** start LISTING **

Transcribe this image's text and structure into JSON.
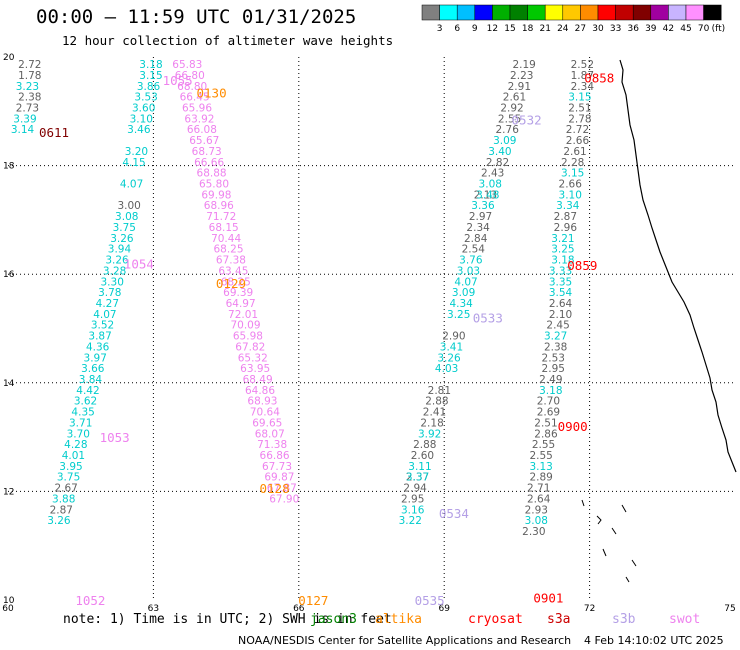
{
  "title": "00:00 – 11:59 UTC 01/31/2025",
  "subtitle": "12 hour collection of altimeter wave heights",
  "note": "note: 1) Time is in UTC; 2) SWH is in feet",
  "credit": "NOAA/NESDIS Center for Satellite Applications and Research",
  "stamp": "4 Feb 14:10:02 UTC 2025",
  "satellite_legend": [
    {
      "name": "jason3",
      "color": "#008000"
    },
    {
      "name": "altika",
      "color": "#ff8c00"
    },
    {
      "name": "cryosat",
      "color": "#ff0000"
    },
    {
      "name": "s3a",
      "color": "#cc0000"
    },
    {
      "name": "s3b",
      "color": "#b4a0e6"
    },
    {
      "name": "swot",
      "color": "#ee82ee"
    }
  ],
  "color_scale": {
    "unit": "(ft)",
    "ticks": [
      "3",
      "6",
      "9",
      "12",
      "15",
      "18",
      "21",
      "24",
      "27",
      "30",
      "33",
      "36",
      "39",
      "42",
      "45",
      "70"
    ],
    "colors": [
      "#808080",
      "#00ffff",
      "#00bfff",
      "#0000ff",
      "#00b000",
      "#008000",
      "#00c800",
      "#ffff00",
      "#ffc800",
      "#ff8c00",
      "#ff0000",
      "#c00000",
      "#800000",
      "#a000a0",
      "#c8b4ff",
      "#ff90ff",
      "#000000"
    ]
  },
  "chart_data": {
    "type": "scatter",
    "x_ticks": [
      "60",
      "63",
      "66",
      "69",
      "72",
      "75"
    ],
    "y_ticks": [
      "10",
      "12",
      "14",
      "16",
      "18",
      "20"
    ],
    "xlim": [
      60,
      75
    ],
    "ylim": [
      10,
      20
    ],
    "grid": true,
    "track_labels": [
      {
        "text": "0611",
        "lon": 60.95,
        "lat": 18.62,
        "color": "#800000"
      },
      {
        "text": "1055",
        "lon": 63.5,
        "lat": 19.58,
        "color": "#ee82ee"
      },
      {
        "text": "0130",
        "lon": 64.2,
        "lat": 19.35,
        "color": "#ff8c00"
      },
      {
        "text": "1054",
        "lon": 62.7,
        "lat": 16.2,
        "color": "#ee82ee"
      },
      {
        "text": "0129",
        "lon": 64.6,
        "lat": 15.84,
        "color": "#ff8c00"
      },
      {
        "text": "1053",
        "lon": 62.2,
        "lat": 13.0,
        "color": "#ee82ee"
      },
      {
        "text": "0128",
        "lon": 65.5,
        "lat": 12.06,
        "color": "#ff8c00"
      },
      {
        "text": "1052",
        "lon": 61.7,
        "lat": 10.0,
        "color": "#ee82ee"
      },
      {
        "text": "0127",
        "lon": 66.3,
        "lat": 10.0,
        "color": "#ff8c00"
      },
      {
        "text": "0532",
        "lon": 70.7,
        "lat": 18.85,
        "color": "#b4a0e6"
      },
      {
        "text": "0533",
        "lon": 69.9,
        "lat": 15.2,
        "color": "#b4a0e6"
      },
      {
        "text": "0534",
        "lon": 69.2,
        "lat": 11.6,
        "color": "#b4a0e6"
      },
      {
        "text": "0535",
        "lon": 68.7,
        "lat": 10.0,
        "color": "#b4a0e6"
      },
      {
        "text": "0858",
        "lon": 72.2,
        "lat": 19.62,
        "color": "#ff0000"
      },
      {
        "text": "0859",
        "lon": 71.85,
        "lat": 16.17,
        "color": "#ff0000"
      },
      {
        "text": "0900",
        "lon": 71.65,
        "lat": 13.2,
        "color": "#ff0000"
      },
      {
        "text": "0901",
        "lon": 71.15,
        "lat": 10.05,
        "color": "#ff0000"
      }
    ],
    "series": [
      {
        "color": "#606060",
        "points": [
          [
            60.45,
            19.87,
            "2.72"
          ],
          [
            60.45,
            19.67,
            "1.78"
          ],
          [
            60.45,
            19.27,
            "2.38"
          ],
          [
            60.4,
            19.07,
            "2.73"
          ]
        ]
      },
      {
        "color": "#00cccc",
        "points": [
          [
            60.4,
            19.47,
            "3.23"
          ],
          [
            60.35,
            18.87,
            "3.39"
          ],
          [
            60.3,
            18.67,
            "3.14"
          ]
        ]
      },
      {
        "color": "#00cccc",
        "points": [
          [
            62.95,
            19.87,
            "3.18"
          ],
          [
            62.95,
            19.67,
            "3.15"
          ],
          [
            62.9,
            19.47,
            "3.86"
          ],
          [
            62.85,
            19.27,
            "3.53"
          ],
          [
            62.8,
            19.07,
            "3.60"
          ],
          [
            62.75,
            18.87,
            "3.10"
          ],
          [
            62.7,
            18.67,
            "3.46"
          ],
          [
            62.65,
            18.27,
            "3.20"
          ],
          [
            62.6,
            18.07,
            "4.15"
          ],
          [
            62.55,
            17.67,
            "4.07"
          ],
          [
            62.45,
            17.07,
            "3.08"
          ],
          [
            62.4,
            16.87,
            "3.75"
          ],
          [
            62.35,
            16.67,
            "3.26"
          ],
          [
            62.3,
            16.47,
            "3.94"
          ],
          [
            62.25,
            16.27,
            "3.26"
          ],
          [
            62.2,
            16.07,
            "3.28"
          ],
          [
            62.15,
            15.87,
            "3.30"
          ],
          [
            62.1,
            15.67,
            "3.78"
          ],
          [
            62.05,
            15.47,
            "4.27"
          ],
          [
            62.0,
            15.27,
            "4.07"
          ],
          [
            61.95,
            15.07,
            "3.52"
          ],
          [
            61.9,
            14.87,
            "3.87"
          ],
          [
            61.85,
            14.67,
            "4.36"
          ],
          [
            61.8,
            14.47,
            "3.97"
          ],
          [
            61.75,
            14.27,
            "3.66"
          ],
          [
            61.7,
            14.07,
            "3.84"
          ],
          [
            61.65,
            13.87,
            "4.42"
          ],
          [
            61.6,
            13.67,
            "3.62"
          ],
          [
            61.55,
            13.47,
            "4.35"
          ],
          [
            61.5,
            13.27,
            "3.71"
          ],
          [
            61.45,
            13.07,
            "3.70"
          ],
          [
            61.4,
            12.87,
            "4.28"
          ],
          [
            61.35,
            12.67,
            "4.01"
          ],
          [
            61.3,
            12.47,
            "3.95"
          ],
          [
            61.25,
            12.27,
            "3.75"
          ],
          [
            61.15,
            11.87,
            "3.88"
          ],
          [
            61.05,
            11.47,
            "3.26"
          ]
        ]
      },
      {
        "color": "#606060",
        "points": [
          [
            62.5,
            17.27,
            "3.00"
          ],
          [
            61.2,
            12.07,
            "2.67"
          ],
          [
            61.1,
            11.67,
            "2.87"
          ]
        ]
      },
      {
        "color": "#ee82ee",
        "points": [
          [
            63.7,
            19.87,
            "65.83"
          ],
          [
            63.75,
            19.67,
            "66.80"
          ],
          [
            63.8,
            19.47,
            "68.80"
          ],
          [
            63.85,
            19.27,
            "66.45"
          ],
          [
            63.9,
            19.07,
            "65.96"
          ],
          [
            63.95,
            18.87,
            "63.92"
          ],
          [
            64.0,
            18.67,
            "66.08"
          ],
          [
            64.05,
            18.47,
            "65.67"
          ],
          [
            64.1,
            18.27,
            "68.73"
          ],
          [
            64.15,
            18.07,
            "66.66"
          ],
          [
            64.2,
            17.87,
            "68.88"
          ],
          [
            64.25,
            17.67,
            "65.80"
          ],
          [
            64.3,
            17.47,
            "69.98"
          ],
          [
            64.35,
            17.27,
            "68.96"
          ],
          [
            64.4,
            17.07,
            "71.72"
          ],
          [
            64.45,
            16.87,
            "68.15"
          ],
          [
            64.5,
            16.67,
            "70.44"
          ],
          [
            64.55,
            16.47,
            "68.25"
          ],
          [
            64.6,
            16.27,
            "67.38"
          ],
          [
            64.65,
            16.07,
            "63.45"
          ],
          [
            64.7,
            15.87,
            "68.25"
          ],
          [
            64.75,
            15.67,
            "69.39"
          ],
          [
            64.8,
            15.47,
            "64.97"
          ],
          [
            64.85,
            15.27,
            "72.01"
          ],
          [
            64.9,
            15.07,
            "70.09"
          ],
          [
            64.95,
            14.87,
            "65.98"
          ],
          [
            65.0,
            14.67,
            "67.82"
          ],
          [
            65.05,
            14.47,
            "65.32"
          ],
          [
            65.1,
            14.27,
            "63.95"
          ],
          [
            65.15,
            14.07,
            "68.49"
          ],
          [
            65.2,
            13.87,
            "64.86"
          ],
          [
            65.25,
            13.67,
            "68.93"
          ],
          [
            65.3,
            13.47,
            "70.64"
          ],
          [
            65.35,
            13.27,
            "69.65"
          ],
          [
            65.4,
            13.07,
            "68.07"
          ],
          [
            65.45,
            12.87,
            "71.38"
          ],
          [
            65.5,
            12.67,
            "66.86"
          ],
          [
            65.55,
            12.47,
            "67.73"
          ],
          [
            65.6,
            12.27,
            "69.87"
          ],
          [
            65.65,
            12.07,
            "67.87"
          ],
          [
            65.7,
            11.87,
            "67.90"
          ]
        ]
      },
      {
        "color": "#606060",
        "points": [
          [
            70.65,
            19.87,
            "2.19"
          ],
          [
            70.6,
            19.67,
            "2.23"
          ],
          [
            70.55,
            19.47,
            "2.91"
          ],
          [
            70.45,
            19.27,
            "2.61"
          ],
          [
            70.4,
            19.07,
            "2.92"
          ],
          [
            70.35,
            18.87,
            "2.55"
          ],
          [
            70.3,
            18.67,
            "2.76"
          ],
          [
            70.1,
            18.07,
            "2.82"
          ],
          [
            70.0,
            17.87,
            "2.43"
          ],
          [
            69.85,
            17.47,
            "2.13"
          ],
          [
            69.75,
            17.07,
            "2.97"
          ],
          [
            69.7,
            16.87,
            "2.34"
          ],
          [
            69.65,
            16.67,
            "2.84"
          ],
          [
            69.6,
            16.47,
            "2.54"
          ],
          [
            69.2,
            14.87,
            "2.90"
          ],
          [
            68.9,
            13.87,
            "2.81"
          ],
          [
            68.85,
            13.67,
            "2.88"
          ],
          [
            68.8,
            13.47,
            "2.41"
          ],
          [
            68.75,
            13.27,
            "2.18"
          ],
          [
            68.6,
            12.87,
            "2.88"
          ],
          [
            68.55,
            12.67,
            "2.60"
          ],
          [
            68.45,
            12.27,
            "2.37"
          ],
          [
            68.4,
            12.07,
            "2.94"
          ],
          [
            68.35,
            11.87,
            "2.95"
          ]
        ]
      },
      {
        "color": "#00cccc",
        "points": [
          [
            70.25,
            18.47,
            "3.09"
          ],
          [
            70.15,
            18.27,
            "3.40"
          ],
          [
            69.95,
            17.67,
            "3.08"
          ],
          [
            69.9,
            17.47,
            "3.48"
          ],
          [
            69.8,
            17.27,
            "3.36"
          ],
          [
            69.55,
            16.27,
            "3.76"
          ],
          [
            69.5,
            16.07,
            "3.03"
          ],
          [
            69.45,
            15.87,
            "4.07"
          ],
          [
            69.4,
            15.67,
            "3.09"
          ],
          [
            69.35,
            15.47,
            "4.34"
          ],
          [
            69.3,
            15.27,
            "3.25"
          ],
          [
            69.15,
            14.67,
            "3.41"
          ],
          [
            69.1,
            14.47,
            "3.26"
          ],
          [
            69.05,
            14.27,
            "4.03"
          ],
          [
            68.7,
            13.07,
            "3.92"
          ],
          [
            68.5,
            12.47,
            "3.11"
          ],
          [
            68.45,
            12.27,
            "3.37"
          ],
          [
            68.35,
            11.67,
            "3.16"
          ],
          [
            68.3,
            11.47,
            "3.22"
          ]
        ]
      },
      {
        "color": "#606060",
        "points": [
          [
            71.85,
            19.87,
            "2.52"
          ],
          [
            71.85,
            19.67,
            "1.87"
          ],
          [
            71.85,
            19.47,
            "2.34"
          ],
          [
            71.8,
            19.07,
            "2.51"
          ],
          [
            71.8,
            18.87,
            "2.78"
          ],
          [
            71.75,
            18.67,
            "2.72"
          ],
          [
            71.75,
            18.47,
            "2.66"
          ],
          [
            71.7,
            18.27,
            "2.61"
          ],
          [
            71.65,
            18.07,
            "2.28"
          ],
          [
            71.6,
            17.67,
            "2.66"
          ],
          [
            71.5,
            17.07,
            "2.87"
          ],
          [
            71.5,
            16.87,
            "2.96"
          ],
          [
            71.4,
            15.47,
            "2.64"
          ],
          [
            71.4,
            15.27,
            "2.10"
          ],
          [
            71.35,
            15.07,
            "2.45"
          ],
          [
            71.3,
            14.67,
            "2.38"
          ],
          [
            71.25,
            14.47,
            "2.53"
          ],
          [
            71.25,
            14.27,
            "2.95"
          ],
          [
            71.2,
            14.07,
            "2.49"
          ],
          [
            71.15,
            13.67,
            "2.70"
          ],
          [
            71.15,
            13.47,
            "2.69"
          ],
          [
            71.1,
            13.27,
            "2.51"
          ],
          [
            71.1,
            13.07,
            "2.86"
          ],
          [
            71.05,
            12.87,
            "2.55"
          ],
          [
            71.0,
            12.67,
            "2.55"
          ],
          [
            71.0,
            12.27,
            "2.89"
          ],
          [
            70.95,
            12.07,
            "2.71"
          ],
          [
            70.95,
            11.87,
            "2.64"
          ],
          [
            70.9,
            11.67,
            "2.93"
          ],
          [
            70.85,
            11.27,
            "2.30"
          ]
        ]
      },
      {
        "color": "#00cccc",
        "points": [
          [
            71.8,
            19.27,
            "3.15"
          ],
          [
            71.65,
            17.87,
            "3.15"
          ],
          [
            71.6,
            17.47,
            "3.10"
          ],
          [
            71.55,
            17.27,
            "3.34"
          ],
          [
            71.45,
            16.67,
            "3.21"
          ],
          [
            71.45,
            16.47,
            "3.25"
          ],
          [
            71.45,
            16.27,
            "3.18"
          ],
          [
            71.4,
            16.07,
            "3.33"
          ],
          [
            71.4,
            15.87,
            "3.35"
          ],
          [
            71.4,
            15.67,
            "3.54"
          ],
          [
            71.3,
            14.87,
            "3.27"
          ],
          [
            71.2,
            13.87,
            "3.18"
          ],
          [
            71.0,
            12.47,
            "3.13"
          ],
          [
            70.9,
            11.47,
            "3.08"
          ]
        ]
      }
    ]
  }
}
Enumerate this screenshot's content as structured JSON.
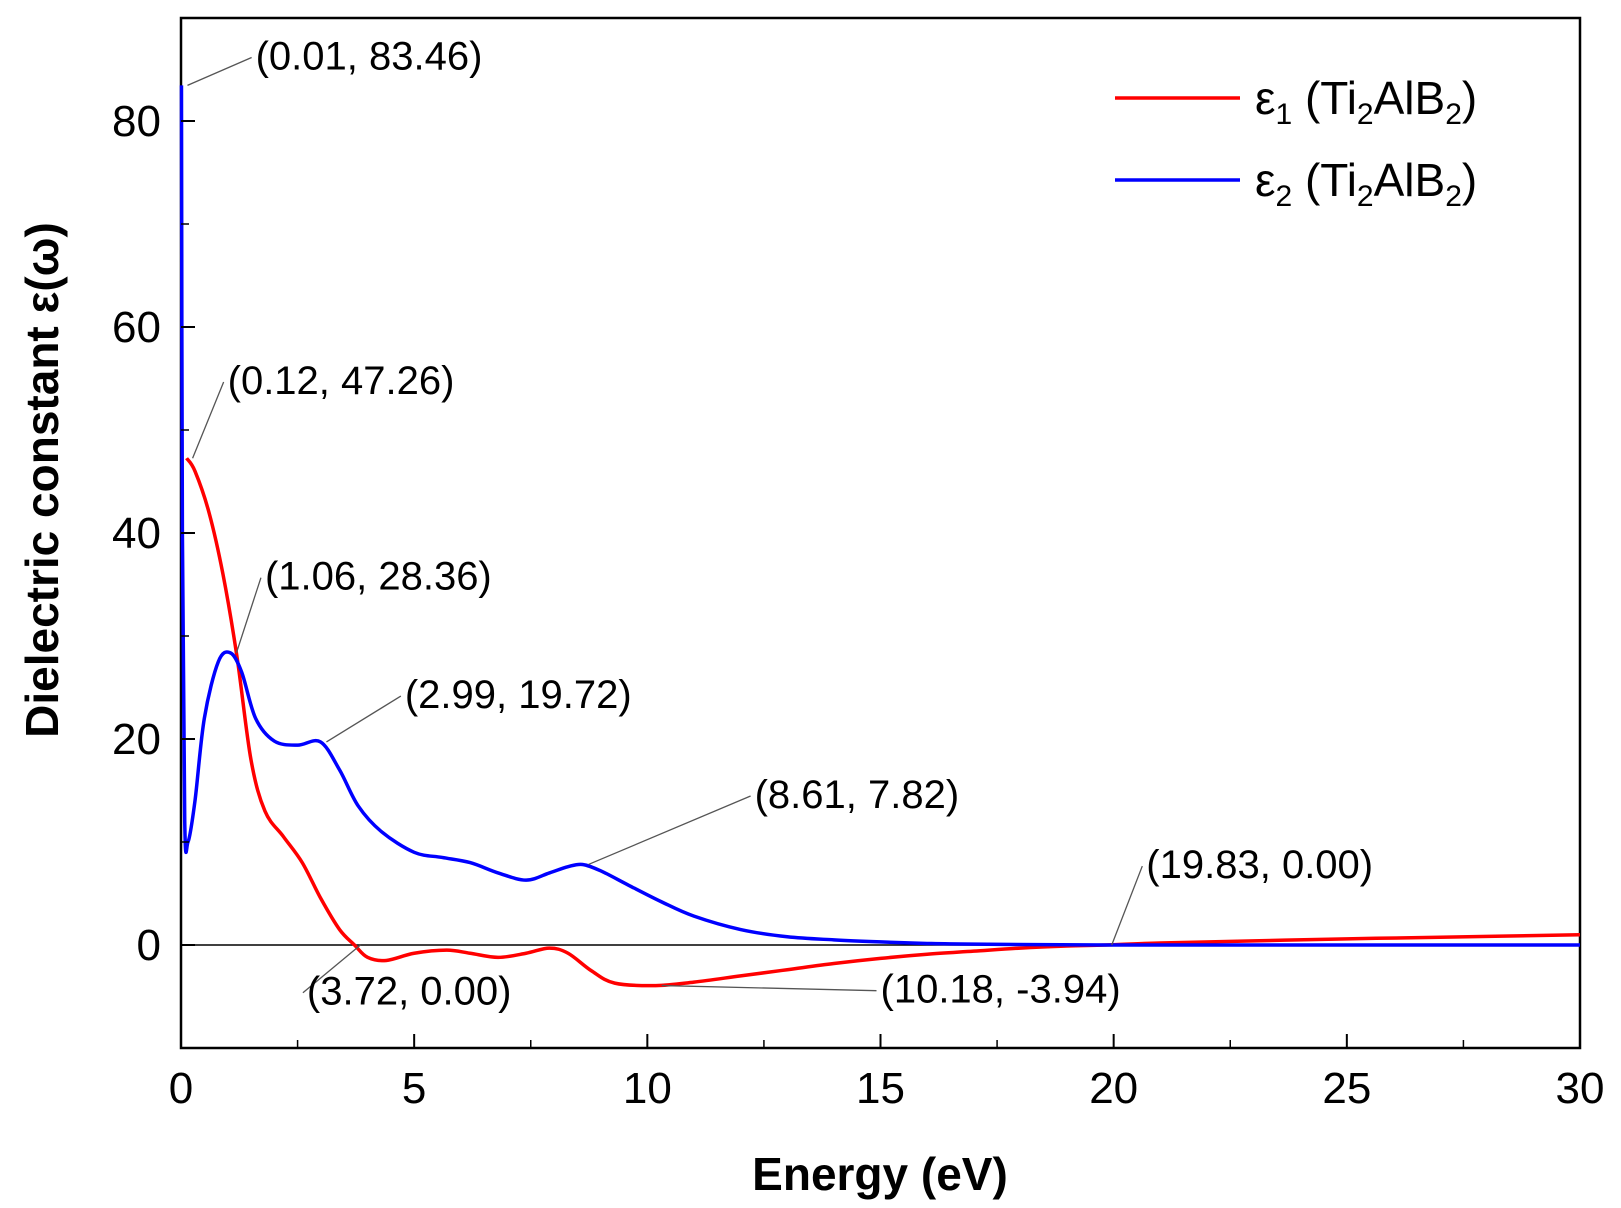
{
  "chart_data": {
    "type": "line",
    "title": "",
    "xlabel": "Energy (eV)",
    "ylabel": "Dielectric constant ε(ω)",
    "xlim": [
      0,
      30
    ],
    "ylim": [
      -10,
      90
    ],
    "x_ticks": [
      0,
      5,
      10,
      15,
      20,
      25,
      30
    ],
    "y_ticks": [
      0,
      20,
      40,
      60,
      80
    ],
    "zero_line": true,
    "legend_position": "top-right",
    "series": [
      {
        "name": "ε1 (Ti2AlB2)",
        "legend_main": "ε",
        "legend_sub1": "1",
        "legend_mid": " (Ti",
        "legend_sub2": "2",
        "legend_mid2": "AlB",
        "legend_sub3": "2",
        "legend_end": ")",
        "color": "#ff0000",
        "x": [
          0.12,
          0.3,
          0.6,
          0.9,
          1.2,
          1.5,
          1.8,
          2.2,
          2.6,
          3.0,
          3.4,
          3.72,
          4.0,
          4.4,
          5.0,
          5.7,
          6.2,
          6.8,
          7.4,
          7.9,
          8.3,
          8.8,
          9.3,
          10.18,
          11,
          12,
          13,
          14,
          15,
          16,
          17,
          18,
          19,
          19.83,
          21,
          23,
          25,
          27,
          30
        ],
        "values": [
          47.26,
          46,
          42,
          36,
          28,
          18,
          13,
          10.5,
          8,
          4.5,
          1.5,
          0,
          -1.2,
          -1.5,
          -0.8,
          -0.5,
          -0.8,
          -1.2,
          -0.8,
          -0.3,
          -0.8,
          -2.5,
          -3.7,
          -3.94,
          -3.6,
          -3.0,
          -2.4,
          -1.8,
          -1.3,
          -0.9,
          -0.6,
          -0.3,
          -0.1,
          0,
          0.2,
          0.4,
          0.6,
          0.75,
          1.0
        ]
      },
      {
        "name": "ε2 (Ti2AlB2)",
        "legend_main": "ε",
        "legend_sub1": "2",
        "legend_mid": " (Ti",
        "legend_sub2": "2",
        "legend_mid2": "AlB",
        "legend_sub3": "2",
        "legend_end": ")",
        "color": "#0000ff",
        "x": [
          0.01,
          0.03,
          0.08,
          0.15,
          0.3,
          0.5,
          0.8,
          1.06,
          1.3,
          1.6,
          2.0,
          2.5,
          2.99,
          3.4,
          3.8,
          4.3,
          5.0,
          5.6,
          6.2,
          6.8,
          7.4,
          7.9,
          8.3,
          8.61,
          9.0,
          9.6,
          10.3,
          11,
          12,
          13,
          14,
          15,
          16,
          17,
          19.83,
          25,
          30
        ],
        "values": [
          83.46,
          40,
          12,
          10,
          14,
          22,
          27.5,
          28.36,
          26.5,
          22,
          19.8,
          19.4,
          19.72,
          17,
          13.5,
          11,
          9,
          8.5,
          8,
          7,
          6.3,
          7,
          7.6,
          7.82,
          7.2,
          5.8,
          4.2,
          2.8,
          1.5,
          0.8,
          0.5,
          0.3,
          0.15,
          0.08,
          0,
          0,
          0
        ]
      }
    ],
    "annotations": [
      {
        "text": "(0.01, 83.46)",
        "x": 0.01,
        "y": 83.46,
        "tx": 1.6,
        "ty": 85.0
      },
      {
        "text": "(0.12, 47.26)",
        "x": 0.12,
        "y": 47.26,
        "tx": 1.0,
        "ty": 53.5
      },
      {
        "text": "(1.06, 28.36)",
        "x": 1.06,
        "y": 28.36,
        "tx": 1.8,
        "ty": 34.5
      },
      {
        "text": "(2.99, 19.72)",
        "x": 2.99,
        "y": 19.72,
        "tx": 4.8,
        "ty": 23.0
      },
      {
        "text": "(8.61, 7.82)",
        "x": 8.61,
        "y": 7.82,
        "tx": 12.3,
        "ty": 13.3
      },
      {
        "text": "(19.83, 0.00)",
        "x": 19.83,
        "y": 0.0,
        "tx": 20.7,
        "ty": 6.5
      },
      {
        "text": "(3.72, 0.00)",
        "x": 3.72,
        "y": 0.0,
        "tx": 2.7,
        "ty": -5.8
      },
      {
        "text": "(10.18, -3.94)",
        "x": 10.18,
        "y": -3.94,
        "tx": 15.0,
        "ty": -5.6
      }
    ]
  }
}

** end LISTING **

Filter the data for the string "name" and copy every line that has it.

      "name": "jason3",
      "name": "altika",
      "name": "cryosat",
      "name": "s3a",
      "name": "s3b",
      "name": "swot",
        "name": "ε1 (Ti2AlB2)",
        "name": "ε2 (Ti2AlB2)",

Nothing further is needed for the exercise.